- _Exercise prompt_: Every line of the material is to be quoted verbatim, minus the pictures.

Stored data
------------------------------------------------------------

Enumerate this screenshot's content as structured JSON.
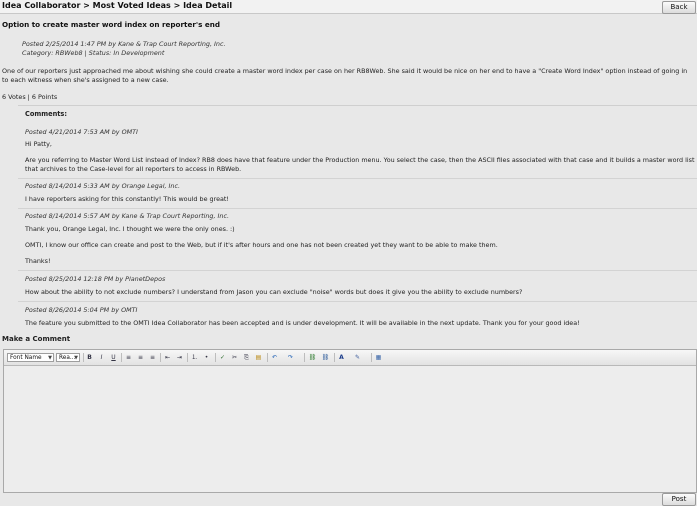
{
  "header": {
    "breadcrumb": "Idea Collaborator > Most Voted Ideas > Idea Detail",
    "back_label": "Back"
  },
  "idea": {
    "title": "Option to create master word index on reporter's end",
    "posted": "Posted 2/25/2014 1:47 PM by Kane & Trap Court Reporting, Inc.",
    "category_line": "Category: RBWeb8   |   Status: In Development",
    "description": "One of our reporters just approached me about wishing she could create a master word index per case on her RB8Web.  She said it would be nice on her end to have a \"Create Word Index\" option instead of going in to each witness when she's assigned to a new case.",
    "votes_line": "6 Votes   |   6 Points"
  },
  "comments": {
    "heading": "Comments:",
    "items": [
      {
        "header": "Posted 4/21/2014 7:53 AM by OMTI",
        "lines": [
          "Hi Patty,",
          "Are you referring to Master Word List instead of Index?  RB8 does have that feature under the Production menu.  You select the case, then the ASCII files associated with that case and it builds a master word list that archives to the Case-level for all reporters to access in RBWeb."
        ]
      },
      {
        "header": "Posted 8/14/2014 5:33 AM by Orange Legal, Inc.",
        "lines": [
          "I have reporters asking for this constantly! This would be great!"
        ]
      },
      {
        "header": "Posted 8/14/2014 5:57 AM by Kane & Trap Court Reporting, Inc.",
        "lines": [
          "Thank you, Orange Legal, Inc.  I thought we were the only ones.  :)",
          "OMTI, I know our office can create and post to the Web, but if it's after hours and one has not been created yet they want to be able to make them.",
          "Thanks!"
        ]
      },
      {
        "header": "Posted 8/25/2014 12:18 PM by PlanetDepos",
        "lines": [
          "How about the ability to not exclude numbers?  I understand from Jason you can exclude \"noise\" words but does it give you the ability to exclude numbers?"
        ]
      },
      {
        "header": "Posted 8/26/2014 5:04 PM by OMTI",
        "lines": [
          "The feature you submitted to the OMTI Idea Collaborator has been accepted and is under development. It will be available in the next update. Thank you for your good idea!"
        ]
      }
    ]
  },
  "make_comment": {
    "heading": "Make a Comment",
    "font_name": "Font Name",
    "font_size": "Rea...",
    "post_label": "Post",
    "toolbar_buttons": [
      {
        "name": "bold-icon",
        "glyph": "B"
      },
      {
        "name": "italic-icon",
        "glyph": "I"
      },
      {
        "name": "underline-icon",
        "glyph": "U"
      },
      {
        "name": "align-left-icon",
        "glyph": "≡"
      },
      {
        "name": "align-center-icon",
        "glyph": "≡"
      },
      {
        "name": "align-right-icon",
        "glyph": "≡"
      },
      {
        "name": "outdent-icon",
        "glyph": "⇤"
      },
      {
        "name": "indent-icon",
        "glyph": "⇥"
      },
      {
        "name": "ordered-list-icon",
        "glyph": "⒈"
      },
      {
        "name": "bullet-list-icon",
        "glyph": "•"
      },
      {
        "name": "spellcheck-icon",
        "glyph": "✓"
      },
      {
        "name": "cut-icon",
        "glyph": "✂"
      },
      {
        "name": "copy-icon",
        "glyph": "⎘"
      },
      {
        "name": "paste-icon",
        "glyph": "▤"
      },
      {
        "name": "undo-icon",
        "glyph": "↶"
      },
      {
        "name": "redo-icon",
        "glyph": "↷"
      },
      {
        "name": "insert-link-icon",
        "glyph": "⛓"
      },
      {
        "name": "remove-link-icon",
        "glyph": "⛓"
      },
      {
        "name": "font-color-icon",
        "glyph": "A"
      },
      {
        "name": "highlight-icon",
        "glyph": "✎"
      },
      {
        "name": "insert-image-icon",
        "glyph": "▦"
      }
    ]
  }
}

------------------------------------------------------------

- _Solution to the problem_:
Enumerate this screenshot's content as structured JSON.
{
  "header": {
    "breadcrumb": "Idea Collaborator > Most Voted Ideas > Idea Detail",
    "back_label": "Back"
  },
  "idea": {
    "title": "Option to create master word index on reporter's end",
    "posted": "Posted 2/25/2014 1:47 PM by Kane & Trap Court Reporting, Inc.",
    "category_line": "Category: RBWeb8   |   Status: In Development",
    "description": "One of our reporters just approached me about wishing she could create a master word index per case on her RB8Web.  She said it would be nice on her end to have a \"Create Word Index\" option instead of going in to each witness when she's assigned to a new case.",
    "votes_line": "6 Votes   |   6 Points"
  },
  "comments": {
    "heading": "Comments:",
    "items": [
      {
        "header": "Posted 4/21/2014 7:53 AM by OMTI",
        "lines": [
          "Hi Patty,",
          "Are you referring to Master Word List instead of Index?  RB8 does have that feature under the Production menu.  You select the case, then the ASCII files associated with that case and it builds a master word list that archives to the Case-level for all reporters to access in RBWeb."
        ]
      },
      {
        "header": "Posted 8/14/2014 5:33 AM by Orange Legal, Inc.",
        "lines": [
          "I have reporters asking for this constantly! This would be great!"
        ]
      },
      {
        "header": "Posted 8/14/2014 5:57 AM by Kane & Trap Court Reporting, Inc.",
        "lines": [
          "Thank you, Orange Legal, Inc.  I thought we were the only ones.  :)",
          "OMTI, I know our office can create and post to the Web, but if it's after hours and one has not been created yet they want to be able to make them.",
          "Thanks!"
        ]
      },
      {
        "header": "Posted 8/25/2014 12:18 PM by PlanetDepos",
        "lines": [
          "How about the ability to not exclude numbers?  I understand from Jason you can exclude \"noise\" words but does it give you the ability to exclude numbers?"
        ]
      },
      {
        "header": "Posted 8/26/2014 5:04 PM by OMTI",
        "lines": [
          "The feature you submitted to the OMTI Idea Collaborator has been accepted and is under development. It will be available in the next update. Thank you for your good idea!"
        ]
      }
    ]
  },
  "make_comment": {
    "heading": "Make a Comment",
    "font_name": "Font Name",
    "font_size": "Rea...",
    "post_label": "Post",
    "toolbar_buttons": [
      {
        "name": "bold-icon",
        "glyph": "B"
      },
      {
        "name": "italic-icon",
        "glyph": "I"
      },
      {
        "name": "underline-icon",
        "glyph": "U"
      },
      {
        "name": "align-left-icon",
        "glyph": "≡"
      },
      {
        "name": "align-center-icon",
        "glyph": "≡"
      },
      {
        "name": "align-right-icon",
        "glyph": "≡"
      },
      {
        "name": "outdent-icon",
        "glyph": "⇤"
      },
      {
        "name": "indent-icon",
        "glyph": "⇥"
      },
      {
        "name": "ordered-list-icon",
        "glyph": "⒈"
      },
      {
        "name": "bullet-list-icon",
        "glyph": "•"
      },
      {
        "name": "spellcheck-icon",
        "glyph": "✓"
      },
      {
        "name": "cut-icon",
        "glyph": "✂"
      },
      {
        "name": "copy-icon",
        "glyph": "⎘"
      },
      {
        "name": "paste-icon",
        "glyph": "▤"
      },
      {
        "name": "undo-icon",
        "glyph": "↶"
      },
      {
        "name": "redo-icon",
        "glyph": "↷"
      },
      {
        "name": "insert-link-icon",
        "glyph": "⛓"
      },
      {
        "name": "remove-link-icon",
        "glyph": "⛓"
      },
      {
        "name": "font-color-icon",
        "glyph": "A"
      },
      {
        "name": "highlight-icon",
        "glyph": "✎"
      },
      {
        "name": "insert-image-icon",
        "glyph": "▦"
      }
    ]
  }
}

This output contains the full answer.